Actions to take =
(A) Set down the part of the article on Indian borrowing abroad that opens with the words containing "Mumbai: India’s billionaires" and closes with "resumes interest-rate increases.".
(B) Summarize the article on Indian companies borrowing abroad in two sentences.

— Begin Selected text —

Mumbai: India’s billionaires are braving a slumping rupee to borrow from the international loan markets before the US Federal Reserve resumes interest-rate increases.
Mukesh Ambani’s Reliance Industries Ltd is about to mandate 15 banks for a $1.75 billion loan, people familiar with the matter, who asked not to be identified, said 23 November. Novelis Inc., the US unit of Kumar Mangalam Birla’s flagship Hindalco Industries Ltd, has sounded out banks for a refinancing of about $1.8 billion, separate people familiar said 21 November. Dollar-denominated syndicated loans from local borrowers surged 25% to $21.9 billion so far in 2016, on course for a record year, data compiled by Bloomberg show.
Indian companies have been taking advantage of their cheapest overseas borrowing costs in almost a decade, amid rising confidence in the world’s fastest-growing major economy. With the rupee weakening 2.5% this month while sinking to a record low, businesses focused on domestic markets may start to prefer local financing “insulated from currency risks,” according to FirstRand Ltd. But multinational business groups will focus more on global funding costs, the bank said.
“Those corporates raising funds abroad would be more concerned about rising US yields than the rupee’s fall,” said Harihar Krishnamoorthy, Mumbai-based treasurer at the local unit of the South African lender. “They would rush to borrow before dollar yields rise significantly on the back of a resurgent US economy.”

— End Selected text —
— Begin Extracted data —

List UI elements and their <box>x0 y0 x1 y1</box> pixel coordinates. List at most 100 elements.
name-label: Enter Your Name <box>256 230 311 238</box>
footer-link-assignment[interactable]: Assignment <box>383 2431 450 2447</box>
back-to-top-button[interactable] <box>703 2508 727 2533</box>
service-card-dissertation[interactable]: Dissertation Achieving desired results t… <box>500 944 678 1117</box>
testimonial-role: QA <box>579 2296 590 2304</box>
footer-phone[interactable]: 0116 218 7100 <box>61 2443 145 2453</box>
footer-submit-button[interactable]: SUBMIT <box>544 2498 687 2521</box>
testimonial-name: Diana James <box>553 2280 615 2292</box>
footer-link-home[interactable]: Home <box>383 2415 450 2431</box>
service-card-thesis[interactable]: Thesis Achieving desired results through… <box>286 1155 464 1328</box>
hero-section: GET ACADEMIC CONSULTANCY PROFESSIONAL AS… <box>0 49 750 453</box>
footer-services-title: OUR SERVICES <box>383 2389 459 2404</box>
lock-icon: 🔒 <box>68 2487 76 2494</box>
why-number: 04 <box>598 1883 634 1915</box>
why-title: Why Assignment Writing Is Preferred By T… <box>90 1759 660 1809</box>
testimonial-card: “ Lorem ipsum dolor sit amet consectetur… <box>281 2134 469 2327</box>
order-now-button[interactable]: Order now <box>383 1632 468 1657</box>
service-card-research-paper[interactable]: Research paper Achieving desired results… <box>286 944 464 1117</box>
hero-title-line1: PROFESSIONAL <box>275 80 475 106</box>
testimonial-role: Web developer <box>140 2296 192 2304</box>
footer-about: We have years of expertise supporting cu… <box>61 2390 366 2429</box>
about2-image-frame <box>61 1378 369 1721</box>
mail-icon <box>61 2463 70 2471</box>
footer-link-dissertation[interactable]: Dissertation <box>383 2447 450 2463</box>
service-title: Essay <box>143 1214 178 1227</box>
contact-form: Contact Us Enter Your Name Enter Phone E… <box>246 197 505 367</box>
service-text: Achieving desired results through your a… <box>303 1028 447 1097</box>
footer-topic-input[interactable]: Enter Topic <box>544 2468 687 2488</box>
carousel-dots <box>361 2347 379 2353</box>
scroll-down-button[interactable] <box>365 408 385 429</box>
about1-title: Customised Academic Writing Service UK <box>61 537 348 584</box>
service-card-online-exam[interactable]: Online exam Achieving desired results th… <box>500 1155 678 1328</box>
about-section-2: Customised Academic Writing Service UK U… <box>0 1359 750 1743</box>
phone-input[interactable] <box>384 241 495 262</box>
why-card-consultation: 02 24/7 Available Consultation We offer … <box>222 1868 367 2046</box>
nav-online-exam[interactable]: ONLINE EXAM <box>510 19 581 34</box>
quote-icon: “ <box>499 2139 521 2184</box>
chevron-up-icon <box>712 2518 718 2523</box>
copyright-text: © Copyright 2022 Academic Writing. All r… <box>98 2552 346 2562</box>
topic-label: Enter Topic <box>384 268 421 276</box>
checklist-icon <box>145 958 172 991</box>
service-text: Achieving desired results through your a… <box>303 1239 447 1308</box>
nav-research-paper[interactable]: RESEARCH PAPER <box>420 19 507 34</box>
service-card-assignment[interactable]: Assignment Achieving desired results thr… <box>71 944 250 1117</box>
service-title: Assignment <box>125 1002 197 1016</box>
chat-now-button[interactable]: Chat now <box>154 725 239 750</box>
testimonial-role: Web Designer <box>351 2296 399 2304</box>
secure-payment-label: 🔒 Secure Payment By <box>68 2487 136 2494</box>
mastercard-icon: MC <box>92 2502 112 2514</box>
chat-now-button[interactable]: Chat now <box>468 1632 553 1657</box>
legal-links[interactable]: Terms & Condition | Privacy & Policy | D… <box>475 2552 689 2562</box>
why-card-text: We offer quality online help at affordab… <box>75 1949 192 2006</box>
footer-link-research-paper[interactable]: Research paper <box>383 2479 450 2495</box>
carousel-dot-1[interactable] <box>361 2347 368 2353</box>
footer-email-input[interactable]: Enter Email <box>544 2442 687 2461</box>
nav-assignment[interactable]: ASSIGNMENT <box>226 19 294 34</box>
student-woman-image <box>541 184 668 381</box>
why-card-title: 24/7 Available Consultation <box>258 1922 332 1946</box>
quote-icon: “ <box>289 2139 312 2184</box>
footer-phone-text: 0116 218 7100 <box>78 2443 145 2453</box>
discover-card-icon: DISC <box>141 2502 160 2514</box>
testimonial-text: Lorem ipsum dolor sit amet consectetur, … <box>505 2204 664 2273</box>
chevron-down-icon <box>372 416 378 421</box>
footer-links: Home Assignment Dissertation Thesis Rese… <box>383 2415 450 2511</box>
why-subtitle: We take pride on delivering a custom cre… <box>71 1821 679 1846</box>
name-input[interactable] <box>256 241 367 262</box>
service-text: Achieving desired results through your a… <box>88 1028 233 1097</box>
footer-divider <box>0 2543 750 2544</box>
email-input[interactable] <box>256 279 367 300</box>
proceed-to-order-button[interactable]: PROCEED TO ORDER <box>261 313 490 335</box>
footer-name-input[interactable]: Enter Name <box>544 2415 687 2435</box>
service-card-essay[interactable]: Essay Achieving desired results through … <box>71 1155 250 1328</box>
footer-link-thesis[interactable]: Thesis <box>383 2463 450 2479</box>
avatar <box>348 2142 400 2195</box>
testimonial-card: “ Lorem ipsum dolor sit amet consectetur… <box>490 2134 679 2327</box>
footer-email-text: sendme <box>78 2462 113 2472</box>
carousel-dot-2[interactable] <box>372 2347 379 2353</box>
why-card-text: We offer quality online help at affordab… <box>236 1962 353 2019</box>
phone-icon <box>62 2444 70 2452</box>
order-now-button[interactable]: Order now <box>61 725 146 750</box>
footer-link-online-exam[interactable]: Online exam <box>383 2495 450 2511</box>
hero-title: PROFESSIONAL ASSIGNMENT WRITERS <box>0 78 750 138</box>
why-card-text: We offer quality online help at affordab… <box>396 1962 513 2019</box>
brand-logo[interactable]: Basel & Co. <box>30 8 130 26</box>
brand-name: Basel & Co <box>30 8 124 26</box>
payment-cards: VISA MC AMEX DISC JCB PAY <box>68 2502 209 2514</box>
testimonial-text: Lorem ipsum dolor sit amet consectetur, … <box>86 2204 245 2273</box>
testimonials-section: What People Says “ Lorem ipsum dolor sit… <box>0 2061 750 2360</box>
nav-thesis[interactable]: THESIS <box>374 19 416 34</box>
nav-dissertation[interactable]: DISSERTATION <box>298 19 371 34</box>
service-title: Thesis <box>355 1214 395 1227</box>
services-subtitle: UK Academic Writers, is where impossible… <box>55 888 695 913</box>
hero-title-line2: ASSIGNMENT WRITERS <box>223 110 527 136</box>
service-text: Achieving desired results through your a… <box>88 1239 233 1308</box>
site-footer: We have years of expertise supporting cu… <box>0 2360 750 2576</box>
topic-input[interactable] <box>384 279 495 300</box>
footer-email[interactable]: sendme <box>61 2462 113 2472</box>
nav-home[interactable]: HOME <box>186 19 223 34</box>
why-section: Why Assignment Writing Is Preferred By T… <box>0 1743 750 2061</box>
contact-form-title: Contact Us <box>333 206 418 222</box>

— End Extracted data —

Answers provided =
(A)
Mumbai: India’s billionaires are braving a slumping rupee to borrow from the international loan markets before the US Federal Reserve resumes interest-rate increases.

(B) Indian companies, including Reliance Industries and Hindalco's US unit Novelis, are turning to international loan markets despite a slumping rupee before the US Federal Reserve resumes rate increases, and dollar-denominated syndicated loans from local borrowers have risen 25% to $21.9 billion in 2016. According to FirstRand, businesses focused on domestic markets may come to prefer local financing insulated from currency risk, while multinational groups will focus on global funding costs and rush to borrow before dollar yields rise significantly.